EXERCISE PROMPT: Work out how many lines in the listing below include the word "volume"; answer with the number alone.

DATASET EXTRACT:
________________

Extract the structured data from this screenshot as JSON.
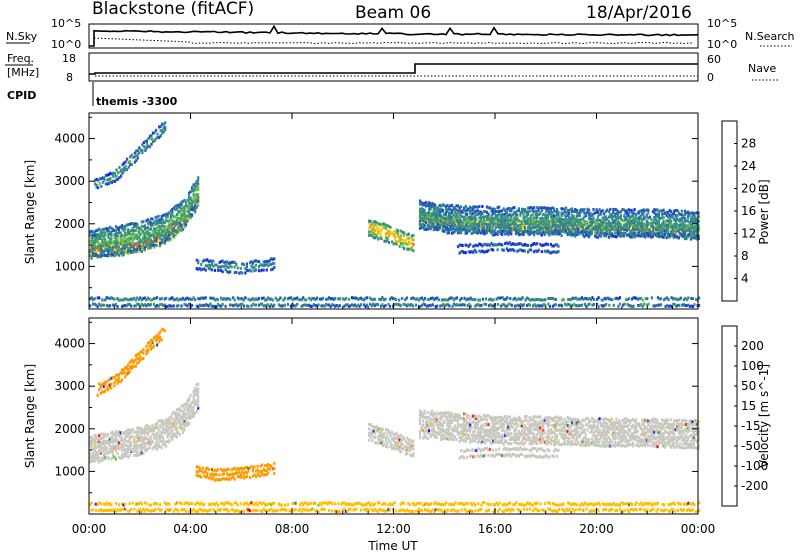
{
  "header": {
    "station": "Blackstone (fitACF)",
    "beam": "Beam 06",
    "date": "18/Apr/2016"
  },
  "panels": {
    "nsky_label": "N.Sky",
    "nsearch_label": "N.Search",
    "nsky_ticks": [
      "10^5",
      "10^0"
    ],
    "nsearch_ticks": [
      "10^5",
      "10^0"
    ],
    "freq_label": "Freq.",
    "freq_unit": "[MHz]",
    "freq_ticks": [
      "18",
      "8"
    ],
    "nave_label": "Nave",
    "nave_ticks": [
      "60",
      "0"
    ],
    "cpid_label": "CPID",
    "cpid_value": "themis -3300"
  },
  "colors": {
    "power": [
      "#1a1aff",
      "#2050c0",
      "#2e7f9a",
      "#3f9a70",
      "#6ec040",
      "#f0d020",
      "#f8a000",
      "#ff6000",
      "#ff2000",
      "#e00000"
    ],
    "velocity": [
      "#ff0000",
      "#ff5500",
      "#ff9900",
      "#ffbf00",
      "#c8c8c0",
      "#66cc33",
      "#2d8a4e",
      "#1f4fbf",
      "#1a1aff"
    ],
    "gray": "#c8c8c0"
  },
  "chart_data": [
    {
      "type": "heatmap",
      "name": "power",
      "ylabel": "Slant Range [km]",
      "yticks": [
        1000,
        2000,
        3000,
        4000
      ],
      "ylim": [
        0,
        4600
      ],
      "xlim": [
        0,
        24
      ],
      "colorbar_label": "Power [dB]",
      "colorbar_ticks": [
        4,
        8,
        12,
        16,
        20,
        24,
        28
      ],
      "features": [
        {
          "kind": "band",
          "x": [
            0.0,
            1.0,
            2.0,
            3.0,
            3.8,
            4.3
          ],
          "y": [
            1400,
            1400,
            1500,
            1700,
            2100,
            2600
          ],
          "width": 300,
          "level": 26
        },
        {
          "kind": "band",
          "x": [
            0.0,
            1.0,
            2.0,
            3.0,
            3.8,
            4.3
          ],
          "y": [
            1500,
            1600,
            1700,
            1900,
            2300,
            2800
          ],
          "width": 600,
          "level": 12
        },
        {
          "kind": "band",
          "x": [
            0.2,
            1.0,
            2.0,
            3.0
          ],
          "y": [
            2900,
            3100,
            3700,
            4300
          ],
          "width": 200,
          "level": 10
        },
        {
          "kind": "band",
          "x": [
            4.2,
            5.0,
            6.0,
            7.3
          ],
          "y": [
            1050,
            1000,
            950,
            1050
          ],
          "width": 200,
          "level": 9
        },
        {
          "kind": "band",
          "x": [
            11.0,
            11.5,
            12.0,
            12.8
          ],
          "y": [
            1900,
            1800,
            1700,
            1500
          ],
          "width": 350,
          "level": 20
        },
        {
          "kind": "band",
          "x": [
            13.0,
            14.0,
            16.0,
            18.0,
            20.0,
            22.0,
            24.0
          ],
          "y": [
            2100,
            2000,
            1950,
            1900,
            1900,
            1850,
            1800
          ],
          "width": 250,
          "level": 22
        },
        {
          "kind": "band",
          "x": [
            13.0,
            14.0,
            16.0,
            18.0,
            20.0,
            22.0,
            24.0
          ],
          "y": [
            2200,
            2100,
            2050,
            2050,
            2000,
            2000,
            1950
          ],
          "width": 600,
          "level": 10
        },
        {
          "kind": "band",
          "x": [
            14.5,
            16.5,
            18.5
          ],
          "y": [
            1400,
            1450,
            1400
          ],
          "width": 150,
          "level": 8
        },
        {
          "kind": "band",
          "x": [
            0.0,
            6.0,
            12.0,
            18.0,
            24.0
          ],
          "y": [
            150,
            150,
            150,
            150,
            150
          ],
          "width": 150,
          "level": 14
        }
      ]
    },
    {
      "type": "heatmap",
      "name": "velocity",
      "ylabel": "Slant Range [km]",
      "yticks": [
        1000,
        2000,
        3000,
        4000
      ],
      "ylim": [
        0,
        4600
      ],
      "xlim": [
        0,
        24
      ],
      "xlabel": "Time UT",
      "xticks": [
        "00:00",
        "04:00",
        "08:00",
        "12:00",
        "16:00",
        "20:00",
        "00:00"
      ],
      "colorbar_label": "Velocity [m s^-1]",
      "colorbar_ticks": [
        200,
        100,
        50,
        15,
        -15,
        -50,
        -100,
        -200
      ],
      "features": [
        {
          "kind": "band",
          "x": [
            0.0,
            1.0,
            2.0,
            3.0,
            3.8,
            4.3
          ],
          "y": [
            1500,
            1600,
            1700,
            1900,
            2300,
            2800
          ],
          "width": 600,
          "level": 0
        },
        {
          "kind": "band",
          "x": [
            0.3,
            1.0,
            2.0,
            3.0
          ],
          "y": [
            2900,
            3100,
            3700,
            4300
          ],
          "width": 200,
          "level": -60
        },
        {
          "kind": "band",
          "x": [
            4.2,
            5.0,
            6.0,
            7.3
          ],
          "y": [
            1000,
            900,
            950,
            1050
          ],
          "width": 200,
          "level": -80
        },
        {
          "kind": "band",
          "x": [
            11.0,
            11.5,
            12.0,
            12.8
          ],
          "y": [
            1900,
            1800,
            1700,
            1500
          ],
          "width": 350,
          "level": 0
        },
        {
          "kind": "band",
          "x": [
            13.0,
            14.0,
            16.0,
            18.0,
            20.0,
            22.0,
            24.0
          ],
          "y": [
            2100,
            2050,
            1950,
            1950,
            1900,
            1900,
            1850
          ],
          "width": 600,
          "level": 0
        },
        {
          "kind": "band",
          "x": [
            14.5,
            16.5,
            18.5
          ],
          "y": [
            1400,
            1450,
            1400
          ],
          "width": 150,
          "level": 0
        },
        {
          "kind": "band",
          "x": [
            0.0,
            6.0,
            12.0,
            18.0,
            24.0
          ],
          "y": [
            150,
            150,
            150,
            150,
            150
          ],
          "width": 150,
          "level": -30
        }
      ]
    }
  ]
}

________________

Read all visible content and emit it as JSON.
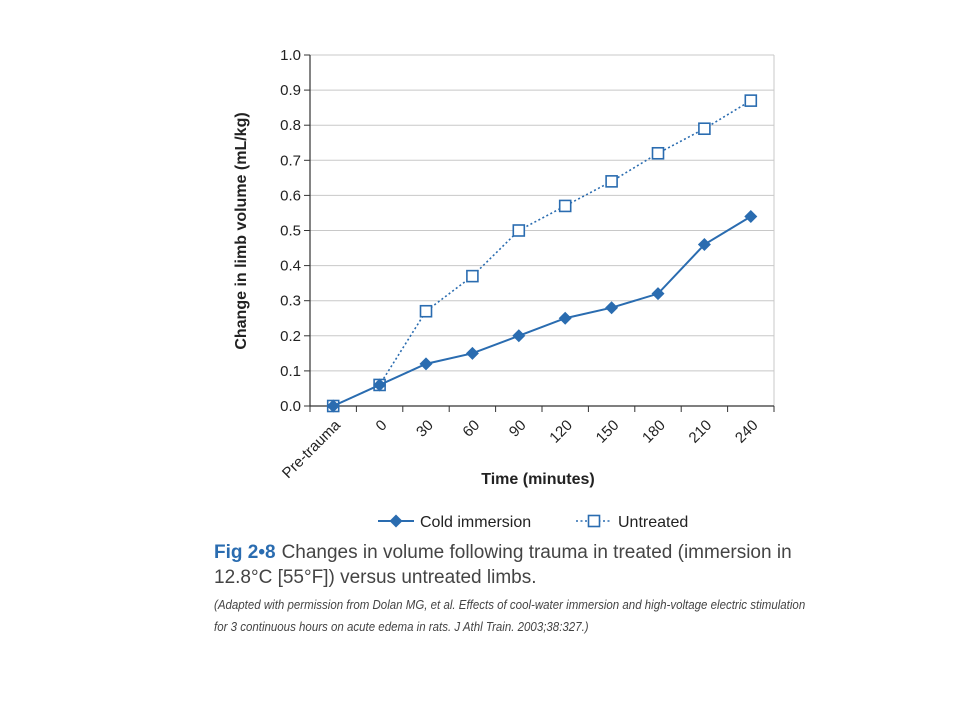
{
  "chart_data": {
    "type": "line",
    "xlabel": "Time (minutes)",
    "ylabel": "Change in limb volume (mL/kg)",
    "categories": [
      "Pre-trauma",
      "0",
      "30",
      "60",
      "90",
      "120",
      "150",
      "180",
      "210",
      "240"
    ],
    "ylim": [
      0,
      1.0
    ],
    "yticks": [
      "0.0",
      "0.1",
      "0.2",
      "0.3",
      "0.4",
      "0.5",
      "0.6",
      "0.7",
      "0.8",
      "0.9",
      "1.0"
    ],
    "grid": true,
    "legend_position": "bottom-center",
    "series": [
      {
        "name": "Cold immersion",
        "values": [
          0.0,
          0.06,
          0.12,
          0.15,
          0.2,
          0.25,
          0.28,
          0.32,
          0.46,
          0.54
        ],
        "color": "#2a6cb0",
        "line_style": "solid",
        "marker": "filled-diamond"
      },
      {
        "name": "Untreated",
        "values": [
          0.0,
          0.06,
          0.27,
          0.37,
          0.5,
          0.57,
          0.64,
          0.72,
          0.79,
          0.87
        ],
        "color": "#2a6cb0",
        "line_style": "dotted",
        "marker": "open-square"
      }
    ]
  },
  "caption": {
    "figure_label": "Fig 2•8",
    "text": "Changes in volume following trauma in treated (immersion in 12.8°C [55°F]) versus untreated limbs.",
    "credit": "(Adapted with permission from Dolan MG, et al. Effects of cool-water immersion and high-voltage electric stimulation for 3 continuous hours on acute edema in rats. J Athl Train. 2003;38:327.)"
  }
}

________________

SOLUTION: 2